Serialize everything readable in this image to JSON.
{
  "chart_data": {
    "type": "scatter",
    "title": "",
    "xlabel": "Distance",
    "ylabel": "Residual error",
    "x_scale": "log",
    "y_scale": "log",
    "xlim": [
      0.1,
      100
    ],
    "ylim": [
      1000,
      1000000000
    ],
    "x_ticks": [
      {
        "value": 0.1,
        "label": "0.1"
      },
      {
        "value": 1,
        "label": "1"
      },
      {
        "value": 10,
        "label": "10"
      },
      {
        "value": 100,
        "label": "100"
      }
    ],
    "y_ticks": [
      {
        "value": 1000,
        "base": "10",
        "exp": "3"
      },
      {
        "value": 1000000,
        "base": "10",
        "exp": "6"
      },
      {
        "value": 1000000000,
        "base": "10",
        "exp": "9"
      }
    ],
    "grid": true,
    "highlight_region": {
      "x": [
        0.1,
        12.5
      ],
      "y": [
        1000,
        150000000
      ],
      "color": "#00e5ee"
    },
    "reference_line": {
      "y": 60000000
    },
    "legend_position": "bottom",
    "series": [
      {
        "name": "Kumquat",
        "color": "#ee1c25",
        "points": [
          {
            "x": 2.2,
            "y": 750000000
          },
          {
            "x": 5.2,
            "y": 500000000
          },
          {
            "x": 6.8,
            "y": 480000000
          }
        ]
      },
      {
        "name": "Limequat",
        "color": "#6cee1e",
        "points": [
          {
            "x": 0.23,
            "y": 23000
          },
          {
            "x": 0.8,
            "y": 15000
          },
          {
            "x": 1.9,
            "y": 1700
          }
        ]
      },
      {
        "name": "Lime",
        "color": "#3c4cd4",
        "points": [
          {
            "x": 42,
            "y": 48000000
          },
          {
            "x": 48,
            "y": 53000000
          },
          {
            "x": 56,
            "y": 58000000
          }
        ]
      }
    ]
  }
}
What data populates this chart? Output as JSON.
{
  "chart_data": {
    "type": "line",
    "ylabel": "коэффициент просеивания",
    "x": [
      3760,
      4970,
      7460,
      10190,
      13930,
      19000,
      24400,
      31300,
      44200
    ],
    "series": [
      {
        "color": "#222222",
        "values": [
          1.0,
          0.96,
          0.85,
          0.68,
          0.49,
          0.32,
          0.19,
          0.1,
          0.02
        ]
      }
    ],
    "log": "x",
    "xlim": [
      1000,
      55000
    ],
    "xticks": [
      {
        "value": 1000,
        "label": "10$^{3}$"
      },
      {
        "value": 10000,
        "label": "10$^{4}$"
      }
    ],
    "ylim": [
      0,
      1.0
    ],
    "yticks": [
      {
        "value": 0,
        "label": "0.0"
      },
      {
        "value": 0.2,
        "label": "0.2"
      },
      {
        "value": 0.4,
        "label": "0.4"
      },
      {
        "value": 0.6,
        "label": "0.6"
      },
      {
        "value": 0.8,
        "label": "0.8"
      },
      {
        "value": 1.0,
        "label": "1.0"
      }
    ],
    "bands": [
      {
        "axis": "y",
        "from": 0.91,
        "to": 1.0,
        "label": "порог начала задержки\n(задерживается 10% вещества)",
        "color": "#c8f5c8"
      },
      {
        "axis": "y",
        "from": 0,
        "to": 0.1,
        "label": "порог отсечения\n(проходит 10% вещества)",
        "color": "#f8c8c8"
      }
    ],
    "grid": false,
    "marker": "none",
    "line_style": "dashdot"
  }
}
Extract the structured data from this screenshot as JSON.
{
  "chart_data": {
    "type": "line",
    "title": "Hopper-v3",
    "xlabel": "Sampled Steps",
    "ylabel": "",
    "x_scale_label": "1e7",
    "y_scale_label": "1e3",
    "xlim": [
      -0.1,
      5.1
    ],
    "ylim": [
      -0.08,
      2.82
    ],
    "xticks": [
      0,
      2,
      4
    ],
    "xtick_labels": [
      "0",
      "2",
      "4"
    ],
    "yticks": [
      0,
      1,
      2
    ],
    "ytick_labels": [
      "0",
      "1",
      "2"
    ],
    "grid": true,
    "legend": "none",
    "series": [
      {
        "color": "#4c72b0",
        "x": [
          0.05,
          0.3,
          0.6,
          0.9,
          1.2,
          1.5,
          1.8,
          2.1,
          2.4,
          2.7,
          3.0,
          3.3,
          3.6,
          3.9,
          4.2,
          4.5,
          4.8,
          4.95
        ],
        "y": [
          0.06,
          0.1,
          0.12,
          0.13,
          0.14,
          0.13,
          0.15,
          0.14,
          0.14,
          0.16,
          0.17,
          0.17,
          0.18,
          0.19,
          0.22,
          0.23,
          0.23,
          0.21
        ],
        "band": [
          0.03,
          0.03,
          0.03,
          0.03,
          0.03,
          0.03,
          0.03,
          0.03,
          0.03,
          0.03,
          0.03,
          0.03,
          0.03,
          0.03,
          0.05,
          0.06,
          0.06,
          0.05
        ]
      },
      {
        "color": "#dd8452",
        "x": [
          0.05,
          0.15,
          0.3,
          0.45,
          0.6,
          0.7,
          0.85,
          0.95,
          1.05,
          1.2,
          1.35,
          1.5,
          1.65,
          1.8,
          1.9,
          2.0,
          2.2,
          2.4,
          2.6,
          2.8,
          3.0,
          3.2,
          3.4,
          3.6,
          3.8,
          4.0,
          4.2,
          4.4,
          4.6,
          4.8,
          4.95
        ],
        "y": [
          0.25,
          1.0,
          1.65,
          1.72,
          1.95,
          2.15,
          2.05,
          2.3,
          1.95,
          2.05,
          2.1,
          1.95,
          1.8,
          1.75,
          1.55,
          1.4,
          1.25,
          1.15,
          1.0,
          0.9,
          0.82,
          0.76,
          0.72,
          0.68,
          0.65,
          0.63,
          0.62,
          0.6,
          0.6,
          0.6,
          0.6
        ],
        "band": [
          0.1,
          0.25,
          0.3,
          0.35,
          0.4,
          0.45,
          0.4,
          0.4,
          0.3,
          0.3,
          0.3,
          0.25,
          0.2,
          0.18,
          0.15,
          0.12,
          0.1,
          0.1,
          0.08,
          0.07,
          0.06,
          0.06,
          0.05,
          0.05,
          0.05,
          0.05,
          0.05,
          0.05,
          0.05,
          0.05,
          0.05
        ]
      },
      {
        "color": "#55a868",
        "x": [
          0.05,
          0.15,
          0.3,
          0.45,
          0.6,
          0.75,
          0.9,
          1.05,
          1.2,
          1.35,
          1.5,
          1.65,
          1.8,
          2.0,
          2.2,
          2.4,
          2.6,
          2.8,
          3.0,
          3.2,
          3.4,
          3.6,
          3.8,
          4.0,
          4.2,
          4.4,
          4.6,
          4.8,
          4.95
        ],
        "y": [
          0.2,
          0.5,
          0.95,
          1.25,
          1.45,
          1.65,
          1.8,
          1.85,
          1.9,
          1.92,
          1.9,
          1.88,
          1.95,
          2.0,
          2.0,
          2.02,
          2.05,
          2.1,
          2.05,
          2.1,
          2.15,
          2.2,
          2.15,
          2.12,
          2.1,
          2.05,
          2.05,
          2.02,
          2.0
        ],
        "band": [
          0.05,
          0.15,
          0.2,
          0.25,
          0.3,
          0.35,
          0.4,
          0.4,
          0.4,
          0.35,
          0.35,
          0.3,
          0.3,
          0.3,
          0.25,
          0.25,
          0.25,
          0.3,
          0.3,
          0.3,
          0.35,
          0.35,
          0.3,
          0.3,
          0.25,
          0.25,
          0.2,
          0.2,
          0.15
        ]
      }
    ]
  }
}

____________________

WORK INSTRUCTIONS: Select and copy each line from the data that includes the word "порог".

OUTPUT OF THE EXERCISE:
        "label": "порог начала задержки\n(задерживается 10% вещества)",
        "label": "порог отсечения\n(проходит 10% вещества)",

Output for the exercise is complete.